— Start —
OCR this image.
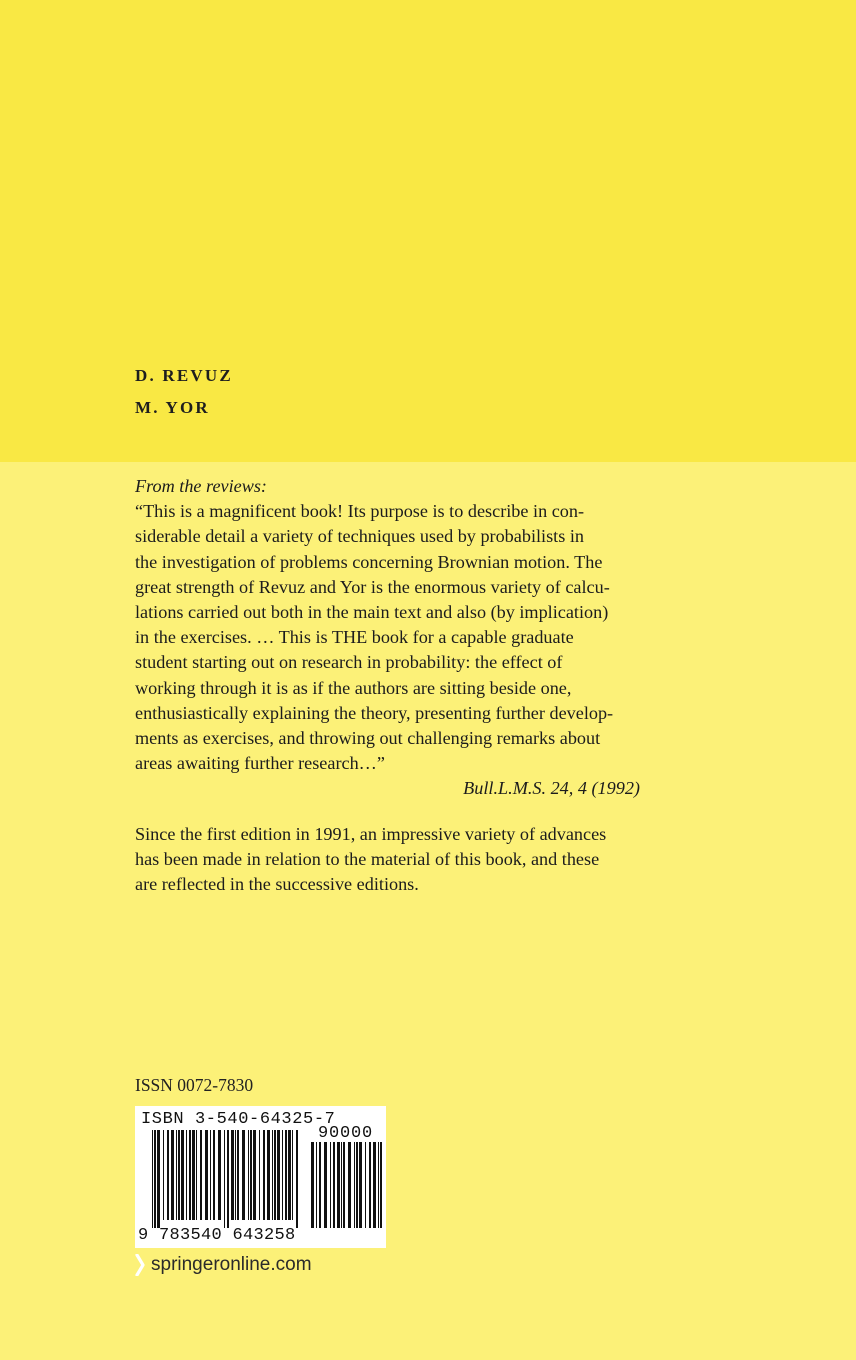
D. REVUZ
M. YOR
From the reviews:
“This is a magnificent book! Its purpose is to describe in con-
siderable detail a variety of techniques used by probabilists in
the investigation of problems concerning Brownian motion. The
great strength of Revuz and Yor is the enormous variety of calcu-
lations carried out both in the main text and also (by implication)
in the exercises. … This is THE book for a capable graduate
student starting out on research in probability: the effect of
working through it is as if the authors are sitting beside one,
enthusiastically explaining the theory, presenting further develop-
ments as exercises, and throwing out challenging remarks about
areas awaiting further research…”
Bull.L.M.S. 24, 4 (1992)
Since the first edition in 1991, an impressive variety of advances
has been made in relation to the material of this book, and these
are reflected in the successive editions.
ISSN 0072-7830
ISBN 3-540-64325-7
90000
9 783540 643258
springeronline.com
— End —
— Start —
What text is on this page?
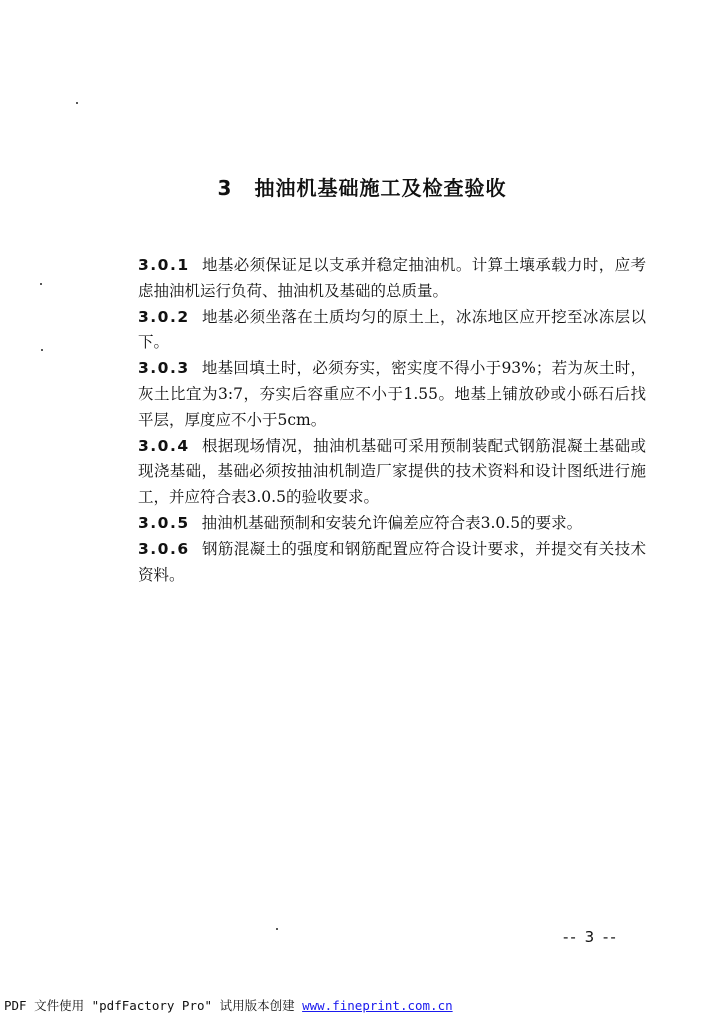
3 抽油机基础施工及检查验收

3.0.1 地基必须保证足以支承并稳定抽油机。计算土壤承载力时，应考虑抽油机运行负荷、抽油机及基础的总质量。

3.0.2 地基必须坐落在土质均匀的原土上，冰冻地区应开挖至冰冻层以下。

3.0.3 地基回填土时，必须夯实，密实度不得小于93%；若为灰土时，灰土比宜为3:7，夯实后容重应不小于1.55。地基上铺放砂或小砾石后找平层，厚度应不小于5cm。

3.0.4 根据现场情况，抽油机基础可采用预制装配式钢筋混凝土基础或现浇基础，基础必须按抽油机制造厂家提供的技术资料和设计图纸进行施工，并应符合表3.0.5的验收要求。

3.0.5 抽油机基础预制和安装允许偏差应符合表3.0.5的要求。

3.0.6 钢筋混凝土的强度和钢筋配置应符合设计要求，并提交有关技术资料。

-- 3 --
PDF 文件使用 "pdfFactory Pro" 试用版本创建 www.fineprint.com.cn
— End —
— Start —
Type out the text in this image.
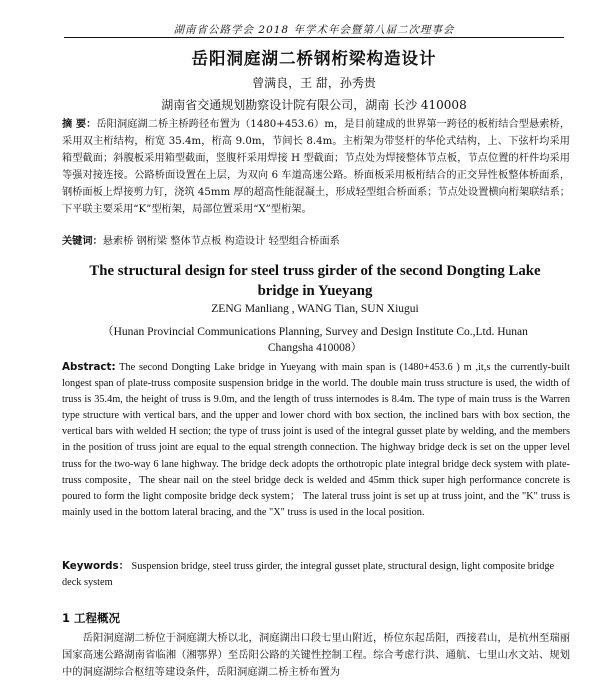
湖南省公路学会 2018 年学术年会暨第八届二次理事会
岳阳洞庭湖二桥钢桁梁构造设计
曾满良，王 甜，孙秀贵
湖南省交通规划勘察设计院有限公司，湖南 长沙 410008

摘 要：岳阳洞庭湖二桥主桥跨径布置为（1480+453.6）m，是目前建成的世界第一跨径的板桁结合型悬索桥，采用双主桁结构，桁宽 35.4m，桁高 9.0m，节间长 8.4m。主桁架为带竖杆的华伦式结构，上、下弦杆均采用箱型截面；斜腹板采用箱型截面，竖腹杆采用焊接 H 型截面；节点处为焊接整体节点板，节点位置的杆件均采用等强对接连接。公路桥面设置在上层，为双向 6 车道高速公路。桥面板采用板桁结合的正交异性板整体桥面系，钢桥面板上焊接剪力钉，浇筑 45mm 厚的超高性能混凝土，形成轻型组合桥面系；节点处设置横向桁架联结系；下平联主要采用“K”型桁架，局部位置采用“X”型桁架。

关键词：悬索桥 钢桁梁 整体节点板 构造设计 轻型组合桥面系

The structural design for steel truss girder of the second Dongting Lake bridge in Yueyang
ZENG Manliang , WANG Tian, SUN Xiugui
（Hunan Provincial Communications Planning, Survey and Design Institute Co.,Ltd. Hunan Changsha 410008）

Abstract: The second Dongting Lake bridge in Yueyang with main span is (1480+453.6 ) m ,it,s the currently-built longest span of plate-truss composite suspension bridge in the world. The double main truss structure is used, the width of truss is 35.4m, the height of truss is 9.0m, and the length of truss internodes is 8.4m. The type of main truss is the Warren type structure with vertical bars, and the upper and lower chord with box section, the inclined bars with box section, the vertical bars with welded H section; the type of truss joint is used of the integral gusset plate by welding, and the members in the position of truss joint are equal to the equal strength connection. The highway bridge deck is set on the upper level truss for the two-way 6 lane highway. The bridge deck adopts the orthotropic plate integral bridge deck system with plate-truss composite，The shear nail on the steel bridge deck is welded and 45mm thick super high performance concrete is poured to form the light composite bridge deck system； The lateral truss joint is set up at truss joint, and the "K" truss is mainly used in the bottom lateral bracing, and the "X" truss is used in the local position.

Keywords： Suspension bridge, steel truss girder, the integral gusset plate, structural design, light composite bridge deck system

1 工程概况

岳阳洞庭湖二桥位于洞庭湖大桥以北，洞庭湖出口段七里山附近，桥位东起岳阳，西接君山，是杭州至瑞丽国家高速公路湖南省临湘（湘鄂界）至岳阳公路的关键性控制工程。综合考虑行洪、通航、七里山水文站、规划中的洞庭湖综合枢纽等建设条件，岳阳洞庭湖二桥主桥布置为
— End —
## GOAL
Select and copy each line from the data that includes the word "strength".

## FINAL ANSWER
great strength of Revuz and Yor is the enormous variety of calcu-
Abstract: The second Dongting Lake bridge in Yueyang with main span is (1480+453.6 ) m ,it,s the currently-built longest span of plate-truss composite suspension bridge in the world. The double main truss structure is used, the width of truss is 35.4m, the height of truss is 9.0m, and the length of truss internodes is 8.4m. The type of main truss is the Warren type structure with vertical bars, and the upper and lower chord with box section, the inclined bars with box section, the vertical bars with welded H section; the type of truss joint is used of the integral gusset plate by welding, and the members in the position of truss joint are equal to the equal strength connection. The highway bridge deck is set on the upper level truss for the two-way 6 lane highway. The bridge deck adopts the orthotropic plate integral bridge deck system with plate-truss composite，The shear nail on the steel bridge deck is welded and 45mm thick super high performance concrete is poured to form the light composite bridge deck system； The lateral truss joint is set up at truss joint, and the "K" truss is mainly used in the bottom lateral bracing, and the "X" truss is used in the local position.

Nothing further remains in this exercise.